- The problem: Note each line that includes the word "CSME". Copy those lines.

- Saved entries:

^^^^

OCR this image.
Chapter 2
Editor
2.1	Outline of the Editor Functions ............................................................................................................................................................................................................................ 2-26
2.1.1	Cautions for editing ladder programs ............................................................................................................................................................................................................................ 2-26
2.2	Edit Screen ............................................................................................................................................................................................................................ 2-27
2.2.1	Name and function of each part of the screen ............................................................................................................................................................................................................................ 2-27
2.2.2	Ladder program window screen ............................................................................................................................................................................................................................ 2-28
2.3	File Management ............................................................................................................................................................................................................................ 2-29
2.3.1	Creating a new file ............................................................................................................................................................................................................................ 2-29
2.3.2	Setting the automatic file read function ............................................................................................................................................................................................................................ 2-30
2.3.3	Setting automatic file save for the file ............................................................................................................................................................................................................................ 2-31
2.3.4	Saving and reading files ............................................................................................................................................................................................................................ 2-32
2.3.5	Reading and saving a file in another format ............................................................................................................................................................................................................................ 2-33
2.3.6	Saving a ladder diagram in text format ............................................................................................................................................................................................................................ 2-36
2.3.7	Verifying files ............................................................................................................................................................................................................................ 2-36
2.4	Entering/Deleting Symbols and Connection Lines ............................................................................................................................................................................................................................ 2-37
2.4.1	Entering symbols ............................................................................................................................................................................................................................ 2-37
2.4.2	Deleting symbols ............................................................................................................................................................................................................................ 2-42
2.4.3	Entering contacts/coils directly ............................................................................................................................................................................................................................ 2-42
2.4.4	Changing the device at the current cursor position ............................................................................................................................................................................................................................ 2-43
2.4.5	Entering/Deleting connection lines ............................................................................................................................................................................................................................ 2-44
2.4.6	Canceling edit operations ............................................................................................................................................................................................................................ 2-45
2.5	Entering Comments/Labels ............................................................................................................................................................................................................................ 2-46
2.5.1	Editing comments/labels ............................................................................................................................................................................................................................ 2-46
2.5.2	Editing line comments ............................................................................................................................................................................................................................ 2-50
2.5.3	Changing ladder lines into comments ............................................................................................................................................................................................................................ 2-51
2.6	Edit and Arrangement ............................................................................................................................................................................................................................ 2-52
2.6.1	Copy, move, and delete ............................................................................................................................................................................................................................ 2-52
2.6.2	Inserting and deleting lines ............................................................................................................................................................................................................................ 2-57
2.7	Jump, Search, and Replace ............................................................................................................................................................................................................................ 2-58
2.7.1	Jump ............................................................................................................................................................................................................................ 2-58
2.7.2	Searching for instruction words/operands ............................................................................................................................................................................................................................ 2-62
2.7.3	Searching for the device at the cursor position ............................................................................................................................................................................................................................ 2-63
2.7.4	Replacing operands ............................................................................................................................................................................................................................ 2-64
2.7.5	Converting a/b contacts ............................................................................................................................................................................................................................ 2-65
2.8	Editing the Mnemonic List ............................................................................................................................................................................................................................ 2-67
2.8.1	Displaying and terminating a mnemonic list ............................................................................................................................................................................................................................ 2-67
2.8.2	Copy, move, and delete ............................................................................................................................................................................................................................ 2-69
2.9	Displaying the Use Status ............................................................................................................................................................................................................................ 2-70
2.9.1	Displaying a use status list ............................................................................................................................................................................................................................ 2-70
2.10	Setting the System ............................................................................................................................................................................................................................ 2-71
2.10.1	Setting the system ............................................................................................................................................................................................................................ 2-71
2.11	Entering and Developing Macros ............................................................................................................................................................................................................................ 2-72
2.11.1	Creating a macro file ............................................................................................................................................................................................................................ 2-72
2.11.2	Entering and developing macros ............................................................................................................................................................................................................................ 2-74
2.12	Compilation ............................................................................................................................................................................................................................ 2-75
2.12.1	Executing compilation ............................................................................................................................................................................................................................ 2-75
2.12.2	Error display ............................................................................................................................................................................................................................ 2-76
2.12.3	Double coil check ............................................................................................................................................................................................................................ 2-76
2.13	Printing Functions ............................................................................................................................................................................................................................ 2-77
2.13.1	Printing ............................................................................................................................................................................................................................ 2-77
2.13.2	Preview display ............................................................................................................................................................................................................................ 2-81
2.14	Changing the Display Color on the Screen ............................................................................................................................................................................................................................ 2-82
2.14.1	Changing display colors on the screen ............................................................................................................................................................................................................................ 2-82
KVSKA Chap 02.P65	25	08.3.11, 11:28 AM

^^^^

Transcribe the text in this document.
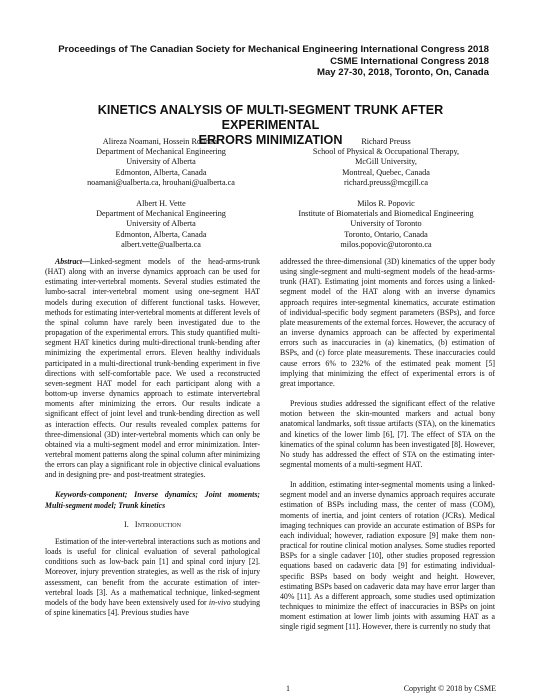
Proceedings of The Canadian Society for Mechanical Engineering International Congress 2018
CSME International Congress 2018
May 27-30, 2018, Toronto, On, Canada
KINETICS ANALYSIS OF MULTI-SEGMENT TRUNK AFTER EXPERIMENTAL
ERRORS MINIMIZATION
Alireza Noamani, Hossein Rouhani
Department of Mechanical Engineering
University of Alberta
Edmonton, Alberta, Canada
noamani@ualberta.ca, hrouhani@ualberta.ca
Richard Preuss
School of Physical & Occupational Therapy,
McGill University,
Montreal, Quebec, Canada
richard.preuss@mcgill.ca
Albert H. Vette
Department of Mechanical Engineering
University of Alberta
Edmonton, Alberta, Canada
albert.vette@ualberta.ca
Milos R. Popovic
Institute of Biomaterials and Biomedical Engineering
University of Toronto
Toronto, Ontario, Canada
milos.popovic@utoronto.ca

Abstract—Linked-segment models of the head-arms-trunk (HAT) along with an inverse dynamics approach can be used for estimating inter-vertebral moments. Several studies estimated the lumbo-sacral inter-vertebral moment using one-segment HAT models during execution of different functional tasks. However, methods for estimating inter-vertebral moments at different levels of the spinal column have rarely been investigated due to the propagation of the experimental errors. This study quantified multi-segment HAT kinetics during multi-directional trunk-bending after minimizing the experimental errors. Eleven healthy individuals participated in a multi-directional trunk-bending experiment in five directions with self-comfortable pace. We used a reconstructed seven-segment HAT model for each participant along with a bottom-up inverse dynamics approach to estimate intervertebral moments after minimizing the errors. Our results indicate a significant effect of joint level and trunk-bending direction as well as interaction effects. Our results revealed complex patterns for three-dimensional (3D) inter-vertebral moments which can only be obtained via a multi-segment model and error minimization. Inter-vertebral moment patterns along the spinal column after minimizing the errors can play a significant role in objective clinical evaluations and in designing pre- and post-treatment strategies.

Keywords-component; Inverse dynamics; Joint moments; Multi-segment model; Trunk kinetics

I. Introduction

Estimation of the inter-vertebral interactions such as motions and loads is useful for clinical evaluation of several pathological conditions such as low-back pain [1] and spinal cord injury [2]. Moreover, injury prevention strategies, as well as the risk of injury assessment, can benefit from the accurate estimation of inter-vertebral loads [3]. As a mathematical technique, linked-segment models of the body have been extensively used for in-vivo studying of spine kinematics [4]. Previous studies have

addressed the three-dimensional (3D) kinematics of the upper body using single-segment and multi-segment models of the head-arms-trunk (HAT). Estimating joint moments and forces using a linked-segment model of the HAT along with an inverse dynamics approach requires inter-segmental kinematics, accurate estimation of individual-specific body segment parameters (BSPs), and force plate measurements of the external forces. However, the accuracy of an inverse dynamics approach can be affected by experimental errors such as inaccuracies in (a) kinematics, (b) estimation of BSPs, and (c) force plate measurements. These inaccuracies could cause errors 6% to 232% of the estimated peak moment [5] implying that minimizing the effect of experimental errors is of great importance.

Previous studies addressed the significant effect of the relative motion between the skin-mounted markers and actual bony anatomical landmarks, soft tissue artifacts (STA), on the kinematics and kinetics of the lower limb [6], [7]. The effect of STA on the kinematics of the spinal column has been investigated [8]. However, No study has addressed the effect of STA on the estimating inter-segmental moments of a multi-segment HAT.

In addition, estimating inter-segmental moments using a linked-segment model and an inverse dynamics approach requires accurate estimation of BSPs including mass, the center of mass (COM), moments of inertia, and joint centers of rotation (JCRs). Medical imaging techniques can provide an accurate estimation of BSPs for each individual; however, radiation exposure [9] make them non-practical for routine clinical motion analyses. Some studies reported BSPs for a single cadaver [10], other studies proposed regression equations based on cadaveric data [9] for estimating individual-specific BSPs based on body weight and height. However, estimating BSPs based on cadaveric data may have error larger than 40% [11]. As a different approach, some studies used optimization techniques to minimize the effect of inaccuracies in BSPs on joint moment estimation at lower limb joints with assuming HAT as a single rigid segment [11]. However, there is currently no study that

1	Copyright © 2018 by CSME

^^^^

- Reply:
CSME International Congress 2018
1	Copyright © 2018 by CSME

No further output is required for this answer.